*TASK STATEMENT:* The data below needs to be returned exactly, line for line.

>> Start

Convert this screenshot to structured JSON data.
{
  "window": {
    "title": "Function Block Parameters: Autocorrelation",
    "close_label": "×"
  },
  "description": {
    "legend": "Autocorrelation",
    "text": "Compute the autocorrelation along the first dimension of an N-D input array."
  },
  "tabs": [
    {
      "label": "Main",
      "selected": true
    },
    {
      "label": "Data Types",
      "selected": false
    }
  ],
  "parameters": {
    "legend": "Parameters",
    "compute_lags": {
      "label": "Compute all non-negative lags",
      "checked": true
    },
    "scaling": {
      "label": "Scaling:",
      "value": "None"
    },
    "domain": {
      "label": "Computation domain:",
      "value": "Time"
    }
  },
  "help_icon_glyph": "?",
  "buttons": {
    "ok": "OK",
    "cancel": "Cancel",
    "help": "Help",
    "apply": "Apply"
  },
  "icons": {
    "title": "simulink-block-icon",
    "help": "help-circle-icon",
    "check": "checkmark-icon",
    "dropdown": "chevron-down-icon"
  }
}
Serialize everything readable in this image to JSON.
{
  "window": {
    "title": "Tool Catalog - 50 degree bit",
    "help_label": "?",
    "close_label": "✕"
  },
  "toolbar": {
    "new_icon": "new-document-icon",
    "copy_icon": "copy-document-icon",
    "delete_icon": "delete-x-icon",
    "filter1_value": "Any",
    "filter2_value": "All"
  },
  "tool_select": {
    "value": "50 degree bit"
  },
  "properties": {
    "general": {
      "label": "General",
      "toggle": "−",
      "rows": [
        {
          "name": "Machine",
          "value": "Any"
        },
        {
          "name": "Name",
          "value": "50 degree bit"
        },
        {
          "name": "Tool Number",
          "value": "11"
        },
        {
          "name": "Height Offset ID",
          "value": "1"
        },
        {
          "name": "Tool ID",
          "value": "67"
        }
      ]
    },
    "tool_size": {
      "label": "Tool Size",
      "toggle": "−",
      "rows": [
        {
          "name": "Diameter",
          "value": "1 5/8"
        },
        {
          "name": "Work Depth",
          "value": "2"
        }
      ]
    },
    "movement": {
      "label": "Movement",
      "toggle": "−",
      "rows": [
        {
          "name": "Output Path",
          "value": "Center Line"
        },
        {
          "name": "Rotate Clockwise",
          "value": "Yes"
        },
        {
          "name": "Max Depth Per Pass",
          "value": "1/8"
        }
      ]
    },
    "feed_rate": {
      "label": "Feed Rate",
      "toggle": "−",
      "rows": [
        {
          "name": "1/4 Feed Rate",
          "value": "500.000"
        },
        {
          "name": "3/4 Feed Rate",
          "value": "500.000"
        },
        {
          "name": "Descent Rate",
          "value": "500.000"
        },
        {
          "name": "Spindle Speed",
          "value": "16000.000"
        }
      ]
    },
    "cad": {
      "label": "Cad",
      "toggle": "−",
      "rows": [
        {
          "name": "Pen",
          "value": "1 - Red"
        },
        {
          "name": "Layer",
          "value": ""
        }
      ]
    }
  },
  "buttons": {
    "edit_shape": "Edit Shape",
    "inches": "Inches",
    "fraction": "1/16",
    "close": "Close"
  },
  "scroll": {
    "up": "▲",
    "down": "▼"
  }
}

>> End

*ANSWER IN FULL:*
Convert this screenshot to structured JSON data.
{
  "window": {
    "title": "Function Block Parameters: Autocorrelation",
    "close_label": "×"
  },
  "description": {
    "legend": "Autocorrelation",
    "text": "Compute the autocorrelation along the first dimension of an N-D input array."
  },
  "tabs": [
    {
      "label": "Main",
      "selected": true
    },
    {
      "label": "Data Types",
      "selected": false
    }
  ],
  "parameters": {
    "legend": "Parameters",
    "compute_lags": {
      "label": "Compute all non-negative lags",
      "checked": true
    },
    "scaling": {
      "label": "Scaling:",
      "value": "None"
    },
    "domain": {
      "label": "Computation domain:",
      "value": "Time"
    }
  },
  "help_icon_glyph": "?",
  "buttons": {
    "ok": "OK",
    "cancel": "Cancel",
    "help": "Help",
    "apply": "Apply"
  },
  "icons": {
    "title": "simulink-block-icon",
    "help": "help-circle-icon",
    "check": "checkmark-icon",
    "dropdown": "chevron-down-icon"
  }
}
Serialize everything readable in this image to JSON.
{
  "window": {
    "title": "Tool Catalog - 50 degree bit",
    "help_label": "?",
    "close_label": "✕"
  },
  "toolbar": {
    "new_icon": "new-document-icon",
    "copy_icon": "copy-document-icon",
    "delete_icon": "delete-x-icon",
    "filter1_value": "Any",
    "filter2_value": "All"
  },
  "tool_select": {
    "value": "50 degree bit"
  },
  "properties": {
    "general": {
      "label": "General",
      "toggle": "−",
      "rows": [
        {
          "name": "Machine",
          "value": "Any"
        },
        {
          "name": "Name",
          "value": "50 degree bit"
        },
        {
          "name": "Tool Number",
          "value": "11"
        },
        {
          "name": "Height Offset ID",
          "value": "1"
        },
        {
          "name": "Tool ID",
          "value": "67"
        }
      ]
    },
    "tool_size": {
      "label": "Tool Size",
      "toggle": "−",
      "rows": [
        {
          "name": "Diameter",
          "value": "1 5/8"
        },
        {
          "name": "Work Depth",
          "value": "2"
        }
      ]
    },
    "movement": {
      "label": "Movement",
      "toggle": "−",
      "rows": [
        {
          "name": "Output Path",
          "value": "Center Line"
        },
        {
          "name": "Rotate Clockwise",
          "value": "Yes"
        },
        {
          "name": "Max Depth Per Pass",
          "value": "1/8"
        }
      ]
    },
    "feed_rate": {
      "label": "Feed Rate",
      "toggle": "−",
      "rows": [
        {
          "name": "1/4 Feed Rate",
          "value": "500.000"
        },
        {
          "name": "3/4 Feed Rate",
          "value": "500.000"
        },
        {
          "name": "Descent Rate",
          "value": "500.000"
        },
        {
          "name": "Spindle Speed",
          "value": "16000.000"
        }
      ]
    },
    "cad": {
      "label": "Cad",
      "toggle": "−",
      "rows": [
        {
          "name": "Pen",
          "value": "1 - Red"
        },
        {
          "name": "Layer",
          "value": ""
        }
      ]
    }
  },
  "buttons": {
    "edit_shape": "Edit Shape",
    "inches": "Inches",
    "fraction": "1/16",
    "close": "Close"
  },
  "scroll": {
    "up": "▲",
    "down": "▼"
  }
}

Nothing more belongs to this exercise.